* [What you should do]: From the entries that follow, pick out all lines holding "title".

[Items from a dataset]
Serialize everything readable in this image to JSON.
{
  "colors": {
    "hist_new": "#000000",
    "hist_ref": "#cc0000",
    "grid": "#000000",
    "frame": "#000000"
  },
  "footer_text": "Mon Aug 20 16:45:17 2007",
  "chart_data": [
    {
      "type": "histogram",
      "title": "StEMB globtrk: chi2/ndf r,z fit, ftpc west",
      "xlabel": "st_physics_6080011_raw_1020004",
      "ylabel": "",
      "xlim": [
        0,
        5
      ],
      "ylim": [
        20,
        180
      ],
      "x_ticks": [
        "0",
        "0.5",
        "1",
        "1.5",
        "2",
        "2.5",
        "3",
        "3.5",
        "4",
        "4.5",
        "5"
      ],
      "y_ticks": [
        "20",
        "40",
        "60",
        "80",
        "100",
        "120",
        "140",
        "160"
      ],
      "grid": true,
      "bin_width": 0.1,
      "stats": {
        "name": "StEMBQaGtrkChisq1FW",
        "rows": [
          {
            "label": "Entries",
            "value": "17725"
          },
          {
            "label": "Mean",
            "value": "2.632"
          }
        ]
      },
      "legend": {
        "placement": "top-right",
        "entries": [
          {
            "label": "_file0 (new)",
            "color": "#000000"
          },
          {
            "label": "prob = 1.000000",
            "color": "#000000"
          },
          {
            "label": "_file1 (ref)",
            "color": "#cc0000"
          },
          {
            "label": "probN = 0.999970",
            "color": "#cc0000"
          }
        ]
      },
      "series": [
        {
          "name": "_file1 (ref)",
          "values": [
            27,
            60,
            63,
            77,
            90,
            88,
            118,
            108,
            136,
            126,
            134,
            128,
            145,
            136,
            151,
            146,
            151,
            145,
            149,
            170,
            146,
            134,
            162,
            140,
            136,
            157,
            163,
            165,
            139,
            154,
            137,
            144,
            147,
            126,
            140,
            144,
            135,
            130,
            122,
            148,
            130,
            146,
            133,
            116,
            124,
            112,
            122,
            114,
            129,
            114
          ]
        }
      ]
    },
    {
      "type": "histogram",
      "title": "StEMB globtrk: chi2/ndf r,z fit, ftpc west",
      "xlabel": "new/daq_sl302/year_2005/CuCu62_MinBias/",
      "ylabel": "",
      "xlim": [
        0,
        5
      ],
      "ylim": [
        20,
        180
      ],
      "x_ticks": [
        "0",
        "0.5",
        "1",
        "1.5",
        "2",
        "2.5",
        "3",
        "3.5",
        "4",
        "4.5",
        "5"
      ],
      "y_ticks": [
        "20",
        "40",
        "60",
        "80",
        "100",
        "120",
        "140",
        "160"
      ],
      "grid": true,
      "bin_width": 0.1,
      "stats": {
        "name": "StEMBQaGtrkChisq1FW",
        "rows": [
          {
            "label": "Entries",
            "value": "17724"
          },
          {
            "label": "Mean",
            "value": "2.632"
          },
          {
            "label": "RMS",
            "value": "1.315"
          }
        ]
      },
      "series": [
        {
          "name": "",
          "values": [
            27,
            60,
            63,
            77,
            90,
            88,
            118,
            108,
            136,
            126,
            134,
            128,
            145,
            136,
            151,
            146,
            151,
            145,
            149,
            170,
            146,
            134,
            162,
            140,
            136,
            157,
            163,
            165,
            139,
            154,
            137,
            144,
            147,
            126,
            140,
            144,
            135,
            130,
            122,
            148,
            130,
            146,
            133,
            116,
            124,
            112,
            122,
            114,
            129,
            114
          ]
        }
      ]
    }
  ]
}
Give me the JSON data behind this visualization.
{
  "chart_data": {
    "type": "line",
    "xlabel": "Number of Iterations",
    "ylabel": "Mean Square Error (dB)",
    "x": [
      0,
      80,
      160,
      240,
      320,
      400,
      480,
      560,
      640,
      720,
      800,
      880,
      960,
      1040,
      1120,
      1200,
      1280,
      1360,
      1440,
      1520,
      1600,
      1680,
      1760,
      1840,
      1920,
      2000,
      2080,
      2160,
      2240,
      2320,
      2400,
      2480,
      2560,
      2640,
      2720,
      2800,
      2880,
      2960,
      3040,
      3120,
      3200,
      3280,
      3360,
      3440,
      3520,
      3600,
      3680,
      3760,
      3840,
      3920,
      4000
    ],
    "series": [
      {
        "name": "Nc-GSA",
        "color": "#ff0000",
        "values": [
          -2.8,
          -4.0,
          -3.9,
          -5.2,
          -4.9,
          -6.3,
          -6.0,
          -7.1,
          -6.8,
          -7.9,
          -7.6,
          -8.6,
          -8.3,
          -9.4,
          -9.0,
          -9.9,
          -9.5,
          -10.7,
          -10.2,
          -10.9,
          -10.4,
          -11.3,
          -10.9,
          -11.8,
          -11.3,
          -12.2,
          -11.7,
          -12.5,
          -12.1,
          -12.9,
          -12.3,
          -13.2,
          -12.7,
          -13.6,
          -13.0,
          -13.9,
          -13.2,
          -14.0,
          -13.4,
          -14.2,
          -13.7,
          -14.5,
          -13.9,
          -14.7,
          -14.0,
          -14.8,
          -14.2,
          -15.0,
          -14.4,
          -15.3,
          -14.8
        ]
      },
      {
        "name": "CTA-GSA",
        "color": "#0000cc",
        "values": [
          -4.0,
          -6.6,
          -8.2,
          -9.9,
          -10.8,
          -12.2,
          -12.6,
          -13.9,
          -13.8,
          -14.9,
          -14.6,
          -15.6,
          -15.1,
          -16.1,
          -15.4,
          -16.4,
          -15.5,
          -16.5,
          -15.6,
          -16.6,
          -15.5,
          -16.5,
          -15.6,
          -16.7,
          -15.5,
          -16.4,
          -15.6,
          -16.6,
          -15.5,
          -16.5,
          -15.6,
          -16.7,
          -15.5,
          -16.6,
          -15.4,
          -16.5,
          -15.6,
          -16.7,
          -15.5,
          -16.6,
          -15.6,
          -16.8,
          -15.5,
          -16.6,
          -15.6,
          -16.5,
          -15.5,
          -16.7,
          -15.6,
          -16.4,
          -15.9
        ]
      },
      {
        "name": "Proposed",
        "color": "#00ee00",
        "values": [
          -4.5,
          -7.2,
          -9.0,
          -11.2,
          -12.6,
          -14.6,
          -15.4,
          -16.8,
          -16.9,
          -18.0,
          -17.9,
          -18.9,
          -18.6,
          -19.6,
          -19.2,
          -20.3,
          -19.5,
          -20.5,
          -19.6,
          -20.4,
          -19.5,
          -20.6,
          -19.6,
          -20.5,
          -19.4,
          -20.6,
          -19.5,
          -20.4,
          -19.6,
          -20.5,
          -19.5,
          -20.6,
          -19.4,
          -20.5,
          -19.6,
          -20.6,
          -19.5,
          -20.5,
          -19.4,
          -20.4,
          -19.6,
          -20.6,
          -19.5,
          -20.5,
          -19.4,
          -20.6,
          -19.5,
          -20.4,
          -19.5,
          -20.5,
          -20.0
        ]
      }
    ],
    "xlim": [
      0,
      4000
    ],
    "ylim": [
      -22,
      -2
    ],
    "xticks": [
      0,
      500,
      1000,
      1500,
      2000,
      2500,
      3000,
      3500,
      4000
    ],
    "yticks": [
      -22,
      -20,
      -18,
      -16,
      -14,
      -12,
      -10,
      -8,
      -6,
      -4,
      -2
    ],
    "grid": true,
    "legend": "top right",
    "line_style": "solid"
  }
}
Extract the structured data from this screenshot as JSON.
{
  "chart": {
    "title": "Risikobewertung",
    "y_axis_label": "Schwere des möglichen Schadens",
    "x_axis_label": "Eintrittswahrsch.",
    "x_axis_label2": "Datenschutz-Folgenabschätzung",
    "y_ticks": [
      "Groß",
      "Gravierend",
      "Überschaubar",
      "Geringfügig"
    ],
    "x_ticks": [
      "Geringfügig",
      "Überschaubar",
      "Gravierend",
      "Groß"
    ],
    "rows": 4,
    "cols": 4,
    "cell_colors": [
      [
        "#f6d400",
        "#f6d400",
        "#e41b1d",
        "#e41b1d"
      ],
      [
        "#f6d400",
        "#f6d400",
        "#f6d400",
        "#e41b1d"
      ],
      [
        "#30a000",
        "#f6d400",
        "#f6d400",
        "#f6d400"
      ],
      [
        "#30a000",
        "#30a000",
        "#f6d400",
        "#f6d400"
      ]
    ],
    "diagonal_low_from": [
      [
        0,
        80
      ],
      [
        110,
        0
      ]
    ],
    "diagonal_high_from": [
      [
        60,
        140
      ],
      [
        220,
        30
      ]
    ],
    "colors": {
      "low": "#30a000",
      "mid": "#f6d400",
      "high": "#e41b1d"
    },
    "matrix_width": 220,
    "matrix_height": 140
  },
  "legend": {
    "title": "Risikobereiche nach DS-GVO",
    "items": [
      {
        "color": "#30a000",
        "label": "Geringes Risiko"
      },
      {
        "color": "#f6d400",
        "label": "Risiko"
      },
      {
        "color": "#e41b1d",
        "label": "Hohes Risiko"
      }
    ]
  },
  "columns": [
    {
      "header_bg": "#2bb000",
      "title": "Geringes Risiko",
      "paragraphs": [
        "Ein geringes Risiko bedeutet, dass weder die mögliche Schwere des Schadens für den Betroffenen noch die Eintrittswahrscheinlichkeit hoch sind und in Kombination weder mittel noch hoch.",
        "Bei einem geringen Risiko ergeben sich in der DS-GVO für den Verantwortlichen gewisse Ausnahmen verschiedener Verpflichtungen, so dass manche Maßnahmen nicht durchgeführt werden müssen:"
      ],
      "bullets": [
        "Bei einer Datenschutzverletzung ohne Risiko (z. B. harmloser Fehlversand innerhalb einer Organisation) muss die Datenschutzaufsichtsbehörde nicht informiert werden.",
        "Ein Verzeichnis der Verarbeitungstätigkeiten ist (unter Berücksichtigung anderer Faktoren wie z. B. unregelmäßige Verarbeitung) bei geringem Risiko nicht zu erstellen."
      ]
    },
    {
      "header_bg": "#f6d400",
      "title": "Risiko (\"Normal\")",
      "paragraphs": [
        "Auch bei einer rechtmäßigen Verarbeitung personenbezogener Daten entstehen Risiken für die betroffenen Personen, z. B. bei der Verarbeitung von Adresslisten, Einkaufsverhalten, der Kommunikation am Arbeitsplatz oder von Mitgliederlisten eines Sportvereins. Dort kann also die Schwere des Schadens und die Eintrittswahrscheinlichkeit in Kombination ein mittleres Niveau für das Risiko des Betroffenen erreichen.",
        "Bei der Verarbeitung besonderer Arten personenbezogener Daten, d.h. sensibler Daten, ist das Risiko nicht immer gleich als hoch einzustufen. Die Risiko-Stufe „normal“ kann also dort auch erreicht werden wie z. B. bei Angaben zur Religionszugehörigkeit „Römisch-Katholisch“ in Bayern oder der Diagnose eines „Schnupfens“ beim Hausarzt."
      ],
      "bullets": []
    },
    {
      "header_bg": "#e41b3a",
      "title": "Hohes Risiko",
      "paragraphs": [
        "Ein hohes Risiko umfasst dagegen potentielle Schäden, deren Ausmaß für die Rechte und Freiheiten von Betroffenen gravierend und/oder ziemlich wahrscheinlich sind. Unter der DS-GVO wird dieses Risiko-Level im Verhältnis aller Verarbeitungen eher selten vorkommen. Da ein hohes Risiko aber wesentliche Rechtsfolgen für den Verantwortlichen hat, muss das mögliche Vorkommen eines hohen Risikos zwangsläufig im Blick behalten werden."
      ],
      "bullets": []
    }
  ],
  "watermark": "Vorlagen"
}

* [Solved problem]:
      "title": "StEMB globtrk: chi2/ndf r,z fit, ftpc west",
      "title": "StEMB globtrk: chi2/ndf r,z fit, ftpc west",
    "title": "Risikobewertung",
    "title": "Risikobereiche nach DS-GVO",
      "title": "Geringes Risiko",
      "title": "Risiko (\"Normal\")",
      "title": "Hohes Risiko",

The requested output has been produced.